What is needed — Write out nothing but the lines from the one containing "Convert this screenshot" through the last line below, both included, and without the pictures.

Listed entries —
══════════════════════════════

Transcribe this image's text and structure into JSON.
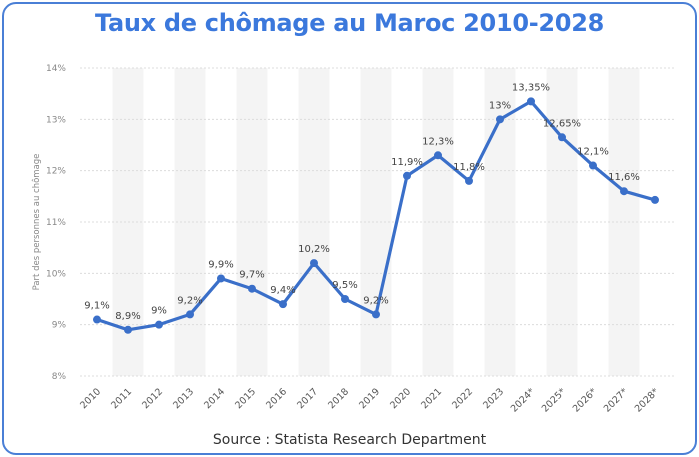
{
  "title": "Taux de chômage au Maroc 2010-2028",
  "source": "Source : Statista Research Department",
  "colors": {
    "line": "#3a6fc9",
    "title": "#3b78dc",
    "border": "#4a7fd6",
    "grid": "#dcdcdc",
    "band": "#f4f4f4"
  },
  "chart_data": {
    "type": "line",
    "title": "Taux de chômage au Maroc 2010-2028",
    "xlabel": "",
    "ylabel": "Part des personnes au chômage",
    "ylim": [
      8,
      14
    ],
    "yticks": [
      8,
      9,
      10,
      11,
      12,
      13,
      14
    ],
    "ytick_labels": [
      "8%",
      "9%",
      "10%",
      "11%",
      "12%",
      "13%",
      "14%"
    ],
    "categories": [
      "2010",
      "2011",
      "2012",
      "2013",
      "2014",
      "2015",
      "2016",
      "2017",
      "2018",
      "2019",
      "2020",
      "2021",
      "2022",
      "2023",
      "2024*",
      "2025*",
      "2026*",
      "2027*",
      "2028*"
    ],
    "values": [
      9.1,
      8.9,
      9.0,
      9.2,
      9.9,
      9.7,
      9.4,
      10.2,
      9.5,
      9.2,
      11.9,
      12.3,
      11.8,
      13.0,
      13.35,
      12.65,
      12.1,
      11.6,
      11.43
    ],
    "data_labels": [
      "9,1%",
      "8,9%",
      "9%",
      "9,2%",
      "9,9%",
      "9,7%",
      "9,4%",
      "10,2%",
      "9,5%",
      "9,2%",
      "11,9%",
      "12,3%",
      "11,8%",
      "13%",
      "13,35%",
      "12,65%",
      "12,1%",
      "11,6%",
      null
    ],
    "grid": true,
    "legend": "none"
  }
}
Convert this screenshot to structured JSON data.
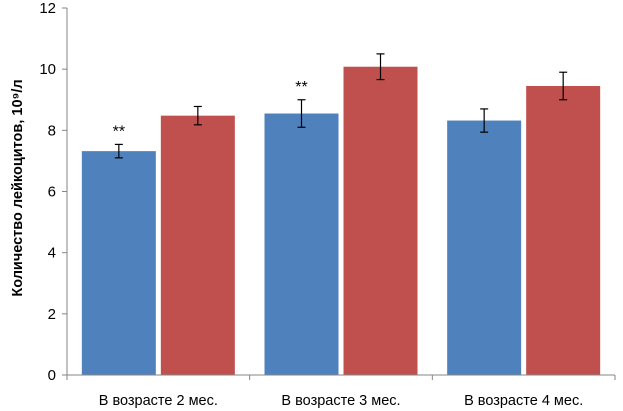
{
  "chart_data": {
    "type": "bar",
    "categories": [
      "В возрасте 2 мес.",
      "В возрасте 3 мес.",
      "В возрасте 4 мес."
    ],
    "series": [
      {
        "color": "#4f81bd",
        "values": [
          7.32,
          8.55,
          8.32
        ],
        "errors": [
          0.22,
          0.45,
          0.38
        ],
        "annotations": [
          "**",
          "**",
          ""
        ]
      },
      {
        "color": "#c0504d",
        "values": [
          8.48,
          10.08,
          9.45
        ],
        "errors": [
          0.3,
          0.42,
          0.45
        ],
        "annotations": [
          "",
          "",
          ""
        ]
      }
    ],
    "ylabel": "Количество лейкоцитов, 10⁹/л",
    "ylim": [
      0,
      12
    ],
    "yticks": [
      0,
      2,
      4,
      6,
      8,
      10,
      12
    ],
    "grid": false
  }
}
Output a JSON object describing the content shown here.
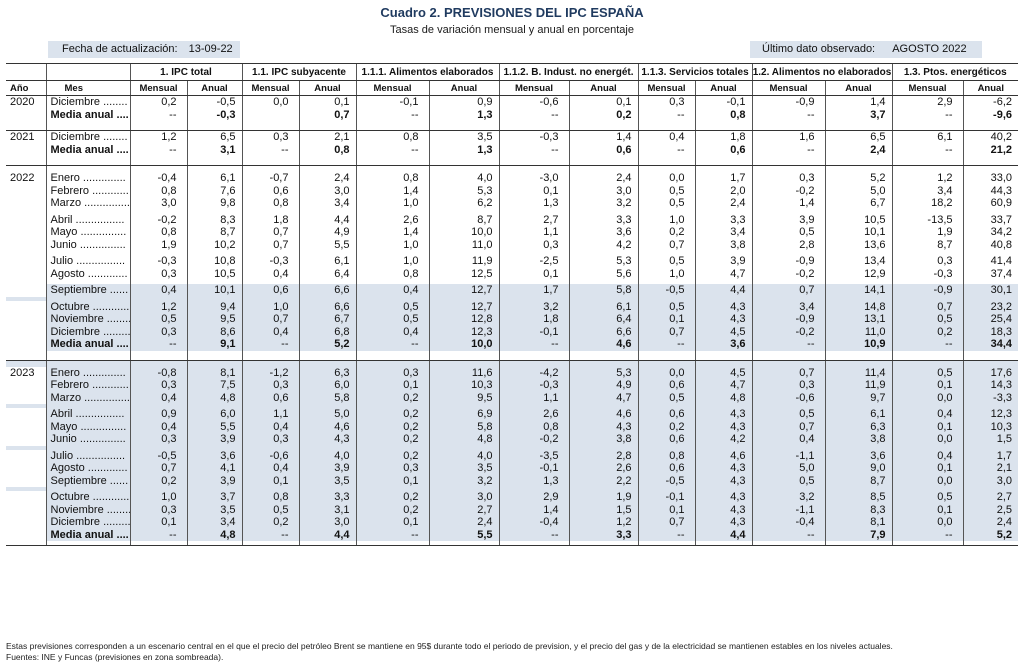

══════════════════════════════

Result —
Convert this screenshot to structured JSON data.
{
  "chart_data": {
    "type": "bar",
    "categories": [
      "В возрасте 2 мес.",
      "В возрасте 3 мес.",
      "В возрасте 4 мес."
    ],
    "series": [
      {
        "color": "#4f81bd",
        "values": [
          7.32,
          8.55,
          8.32
        ],
        "errors": [
          0.22,
          0.45,
          0.38
        ],
        "annotations": [
          "**",
          "**",
          ""
        ]
      },
      {
        "color": "#c0504d",
        "values": [
          8.48,
          10.08,
          9.45
        ],
        "errors": [
          0.3,
          0.42,
          0.45
        ],
        "annotations": [
          "",
          "",
          ""
        ]
      }
    ],
    "ylabel": "Количество лейкоцитов, 10⁹/л",
    "ylim": [
      0,
      12
    ],
    "yticks": [
      0,
      2,
      4,
      6,
      8,
      10,
      12
    ],
    "grid": false
  }
}
Output a JSON object describing the content shown here.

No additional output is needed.